Challenge:
The entire listing is to be repeated verbatim.

Data to use:
↓↓↓

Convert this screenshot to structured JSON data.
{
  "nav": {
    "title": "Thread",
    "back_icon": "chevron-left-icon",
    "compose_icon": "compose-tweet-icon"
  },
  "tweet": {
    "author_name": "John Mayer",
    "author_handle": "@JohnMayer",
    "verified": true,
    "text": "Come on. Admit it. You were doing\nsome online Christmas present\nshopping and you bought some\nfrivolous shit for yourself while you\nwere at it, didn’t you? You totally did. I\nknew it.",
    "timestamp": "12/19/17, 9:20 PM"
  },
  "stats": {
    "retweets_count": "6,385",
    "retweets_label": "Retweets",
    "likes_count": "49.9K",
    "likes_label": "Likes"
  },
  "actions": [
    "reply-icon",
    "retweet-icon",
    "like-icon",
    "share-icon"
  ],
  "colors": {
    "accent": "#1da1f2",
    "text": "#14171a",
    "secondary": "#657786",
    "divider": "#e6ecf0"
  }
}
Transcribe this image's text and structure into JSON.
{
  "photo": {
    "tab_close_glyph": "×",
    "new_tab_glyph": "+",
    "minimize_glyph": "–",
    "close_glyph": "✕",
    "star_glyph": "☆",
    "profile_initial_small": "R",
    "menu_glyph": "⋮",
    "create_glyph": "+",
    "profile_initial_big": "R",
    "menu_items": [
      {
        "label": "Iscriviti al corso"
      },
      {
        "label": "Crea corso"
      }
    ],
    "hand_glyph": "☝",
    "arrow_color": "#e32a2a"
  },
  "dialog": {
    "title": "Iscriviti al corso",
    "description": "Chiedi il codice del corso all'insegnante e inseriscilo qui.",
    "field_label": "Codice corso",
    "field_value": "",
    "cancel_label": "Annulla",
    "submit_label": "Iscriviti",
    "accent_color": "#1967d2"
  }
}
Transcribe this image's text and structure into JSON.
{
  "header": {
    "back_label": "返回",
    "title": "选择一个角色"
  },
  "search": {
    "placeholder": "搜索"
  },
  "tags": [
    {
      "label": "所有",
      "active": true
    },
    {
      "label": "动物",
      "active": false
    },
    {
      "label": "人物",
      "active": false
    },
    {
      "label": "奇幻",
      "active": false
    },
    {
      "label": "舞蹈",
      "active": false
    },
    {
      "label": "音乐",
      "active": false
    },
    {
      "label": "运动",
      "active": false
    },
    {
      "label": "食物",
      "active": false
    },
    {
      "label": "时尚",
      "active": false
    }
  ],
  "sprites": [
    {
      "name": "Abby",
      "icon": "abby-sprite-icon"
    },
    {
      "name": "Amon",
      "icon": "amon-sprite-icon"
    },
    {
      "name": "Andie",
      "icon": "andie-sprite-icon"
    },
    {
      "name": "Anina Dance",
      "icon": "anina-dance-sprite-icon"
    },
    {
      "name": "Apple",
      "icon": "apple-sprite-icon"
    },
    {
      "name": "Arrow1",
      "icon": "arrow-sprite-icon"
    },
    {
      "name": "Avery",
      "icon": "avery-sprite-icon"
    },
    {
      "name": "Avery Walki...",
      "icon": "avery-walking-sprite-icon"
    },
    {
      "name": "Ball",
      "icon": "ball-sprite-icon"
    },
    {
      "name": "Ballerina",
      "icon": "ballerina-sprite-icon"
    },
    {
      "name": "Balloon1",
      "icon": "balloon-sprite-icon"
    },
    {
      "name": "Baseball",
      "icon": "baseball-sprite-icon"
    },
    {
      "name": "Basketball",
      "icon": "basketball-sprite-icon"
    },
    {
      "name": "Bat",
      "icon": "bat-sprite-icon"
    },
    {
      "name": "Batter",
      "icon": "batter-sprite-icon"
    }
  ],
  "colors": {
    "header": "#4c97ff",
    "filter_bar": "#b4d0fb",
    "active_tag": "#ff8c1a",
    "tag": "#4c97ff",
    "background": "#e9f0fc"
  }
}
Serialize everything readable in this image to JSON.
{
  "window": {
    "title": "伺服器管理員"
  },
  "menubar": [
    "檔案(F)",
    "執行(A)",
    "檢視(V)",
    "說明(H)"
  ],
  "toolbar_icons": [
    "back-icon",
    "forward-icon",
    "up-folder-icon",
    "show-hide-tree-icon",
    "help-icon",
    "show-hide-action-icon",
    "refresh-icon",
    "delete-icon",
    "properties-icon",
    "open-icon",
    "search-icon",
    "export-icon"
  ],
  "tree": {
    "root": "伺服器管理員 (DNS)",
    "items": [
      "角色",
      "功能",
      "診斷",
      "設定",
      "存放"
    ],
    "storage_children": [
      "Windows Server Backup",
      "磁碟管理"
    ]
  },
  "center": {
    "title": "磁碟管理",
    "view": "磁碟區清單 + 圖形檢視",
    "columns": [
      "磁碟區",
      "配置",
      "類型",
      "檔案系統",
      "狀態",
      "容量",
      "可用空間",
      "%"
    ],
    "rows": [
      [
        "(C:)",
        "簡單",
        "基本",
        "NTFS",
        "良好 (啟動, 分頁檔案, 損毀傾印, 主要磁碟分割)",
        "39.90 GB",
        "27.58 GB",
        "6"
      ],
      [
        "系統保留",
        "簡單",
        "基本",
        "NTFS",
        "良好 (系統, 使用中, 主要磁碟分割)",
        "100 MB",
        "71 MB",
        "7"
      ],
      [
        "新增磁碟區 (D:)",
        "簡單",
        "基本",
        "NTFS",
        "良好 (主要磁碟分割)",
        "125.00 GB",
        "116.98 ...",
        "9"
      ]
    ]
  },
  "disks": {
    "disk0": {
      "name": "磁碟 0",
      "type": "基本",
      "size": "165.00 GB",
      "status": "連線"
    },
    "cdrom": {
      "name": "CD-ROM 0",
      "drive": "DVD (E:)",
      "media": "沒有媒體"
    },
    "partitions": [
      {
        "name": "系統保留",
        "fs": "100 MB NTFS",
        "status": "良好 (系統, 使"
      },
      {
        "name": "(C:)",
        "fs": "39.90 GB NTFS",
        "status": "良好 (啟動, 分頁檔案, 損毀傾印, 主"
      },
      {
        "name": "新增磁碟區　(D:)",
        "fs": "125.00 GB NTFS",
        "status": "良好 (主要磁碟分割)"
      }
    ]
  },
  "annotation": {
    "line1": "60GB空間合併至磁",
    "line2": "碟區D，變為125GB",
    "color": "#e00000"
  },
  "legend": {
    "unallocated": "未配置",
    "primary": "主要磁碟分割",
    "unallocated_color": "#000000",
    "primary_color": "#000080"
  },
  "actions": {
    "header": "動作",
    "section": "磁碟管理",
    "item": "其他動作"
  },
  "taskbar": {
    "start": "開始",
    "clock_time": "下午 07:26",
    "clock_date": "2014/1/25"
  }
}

↑↑↑

Exercise solution:
Convert this screenshot to structured JSON data.
{
  "nav": {
    "title": "Thread",
    "back_icon": "chevron-left-icon",
    "compose_icon": "compose-tweet-icon"
  },
  "tweet": {
    "author_name": "John Mayer",
    "author_handle": "@JohnMayer",
    "verified": true,
    "text": "Come on. Admit it. You were doing\nsome online Christmas present\nshopping and you bought some\nfrivolous shit for yourself while you\nwere at it, didn’t you? You totally did. I\nknew it.",
    "timestamp": "12/19/17, 9:20 PM"
  },
  "stats": {
    "retweets_count": "6,385",
    "retweets_label": "Retweets",
    "likes_count": "49.9K",
    "likes_label": "Likes"
  },
  "actions": [
    "reply-icon",
    "retweet-icon",
    "like-icon",
    "share-icon"
  ],
  "colors": {
    "accent": "#1da1f2",
    "text": "#14171a",
    "secondary": "#657786",
    "divider": "#e6ecf0"
  }
}
Transcribe this image's text and structure into JSON.
{
  "photo": {
    "tab_close_glyph": "×",
    "new_tab_glyph": "+",
    "minimize_glyph": "–",
    "close_glyph": "✕",
    "star_glyph": "☆",
    "profile_initial_small": "R",
    "menu_glyph": "⋮",
    "create_glyph": "+",
    "profile_initial_big": "R",
    "menu_items": [
      {
        "label": "Iscriviti al corso"
      },
      {
        "label": "Crea corso"
      }
    ],
    "hand_glyph": "☝",
    "arrow_color": "#e32a2a"
  },
  "dialog": {
    "title": "Iscriviti al corso",
    "description": "Chiedi il codice del corso all'insegnante e inseriscilo qui.",
    "field_label": "Codice corso",
    "field_value": "",
    "cancel_label": "Annulla",
    "submit_label": "Iscriviti",
    "accent_color": "#1967d2"
  }
}
Transcribe this image's text and structure into JSON.
{
  "header": {
    "back_label": "返回",
    "title": "选择一个角色"
  },
  "search": {
    "placeholder": "搜索"
  },
  "tags": [
    {
      "label": "所有",
      "active": true
    },
    {
      "label": "动物",
      "active": false
    },
    {
      "label": "人物",
      "active": false
    },
    {
      "label": "奇幻",
      "active": false
    },
    {
      "label": "舞蹈",
      "active": false
    },
    {
      "label": "音乐",
      "active": false
    },
    {
      "label": "运动",
      "active": false
    },
    {
      "label": "食物",
      "active": false
    },
    {
      "label": "时尚",
      "active": false
    }
  ],
  "sprites": [
    {
      "name": "Abby",
      "icon": "abby-sprite-icon"
    },
    {
      "name": "Amon",
      "icon": "amon-sprite-icon"
    },
    {
      "name": "Andie",
      "icon": "andie-sprite-icon"
    },
    {
      "name": "Anina Dance",
      "icon": "anina-dance-sprite-icon"
    },
    {
      "name": "Apple",
      "icon": "apple-sprite-icon"
    },
    {
      "name": "Arrow1",
      "icon": "arrow-sprite-icon"
    },
    {
      "name": "Avery",
      "icon": "avery-sprite-icon"
    },
    {
      "name": "Avery Walki...",
      "icon": "avery-walking-sprite-icon"
    },
    {
      "name": "Ball",
      "icon": "ball-sprite-icon"
    },
    {
      "name": "Ballerina",
      "icon": "ballerina-sprite-icon"
    },
    {
      "name": "Balloon1",
      "icon": "balloon-sprite-icon"
    },
    {
      "name": "Baseball",
      "icon": "baseball-sprite-icon"
    },
    {
      "name": "Basketball",
      "icon": "basketball-sprite-icon"
    },
    {
      "name": "Bat",
      "icon": "bat-sprite-icon"
    },
    {
      "name": "Batter",
      "icon": "batter-sprite-icon"
    }
  ],
  "colors": {
    "header": "#4c97ff",
    "filter_bar": "#b4d0fb",
    "active_tag": "#ff8c1a",
    "tag": "#4c97ff",
    "background": "#e9f0fc"
  }
}
Serialize everything readable in this image to JSON.
{
  "window": {
    "title": "伺服器管理員"
  },
  "menubar": [
    "檔案(F)",
    "執行(A)",
    "檢視(V)",
    "說明(H)"
  ],
  "toolbar_icons": [
    "back-icon",
    "forward-icon",
    "up-folder-icon",
    "show-hide-tree-icon",
    "help-icon",
    "show-hide-action-icon",
    "refresh-icon",
    "delete-icon",
    "properties-icon",
    "open-icon",
    "search-icon",
    "export-icon"
  ],
  "tree": {
    "root": "伺服器管理員 (DNS)",
    "items": [
      "角色",
      "功能",
      "診斷",
      "設定",
      "存放"
    ],
    "storage_children": [
      "Windows Server Backup",
      "磁碟管理"
    ]
  },
  "center": {
    "title": "磁碟管理",
    "view": "磁碟區清單 + 圖形檢視",
    "columns": [
      "磁碟區",
      "配置",
      "類型",
      "檔案系統",
      "狀態",
      "容量",
      "可用空間",
      "%"
    ],
    "rows": [
      [
        "(C:)",
        "簡單",
        "基本",
        "NTFS",
        "良好 (啟動, 分頁檔案, 損毀傾印, 主要磁碟分割)",
        "39.90 GB",
        "27.58 GB",
        "6"
      ],
      [
        "系統保留",
        "簡單",
        "基本",
        "NTFS",
        "良好 (系統, 使用中, 主要磁碟分割)",
        "100 MB",
        "71 MB",
        "7"
      ],
      [
        "新增磁碟區 (D:)",
        "簡單",
        "基本",
        "NTFS",
        "良好 (主要磁碟分割)",
        "125.00 GB",
        "116.98 ...",
        "9"
      ]
    ]
  },
  "disks": {
    "disk0": {
      "name": "磁碟 0",
      "type": "基本",
      "size": "165.00 GB",
      "status": "連線"
    },
    "cdrom": {
      "name": "CD-ROM 0",
      "drive": "DVD (E:)",
      "media": "沒有媒體"
    },
    "partitions": [
      {
        "name": "系統保留",
        "fs": "100 MB NTFS",
        "status": "良好 (系統, 使"
      },
      {
        "name": "(C:)",
        "fs": "39.90 GB NTFS",
        "status": "良好 (啟動, 分頁檔案, 損毀傾印, 主"
      },
      {
        "name": "新增磁碟區　(D:)",
        "fs": "125.00 GB NTFS",
        "status": "良好 (主要磁碟分割)"
      }
    ]
  },
  "annotation": {
    "line1": "60GB空間合併至磁",
    "line2": "碟區D，變為125GB",
    "color": "#e00000"
  },
  "legend": {
    "unallocated": "未配置",
    "primary": "主要磁碟分割",
    "unallocated_color": "#000000",
    "primary_color": "#000080"
  },
  "actions": {
    "header": "動作",
    "section": "磁碟管理",
    "item": "其他動作"
  },
  "taskbar": {
    "start": "開始",
    "clock_time": "下午 07:26",
    "clock_date": "2014/1/25"
  }
}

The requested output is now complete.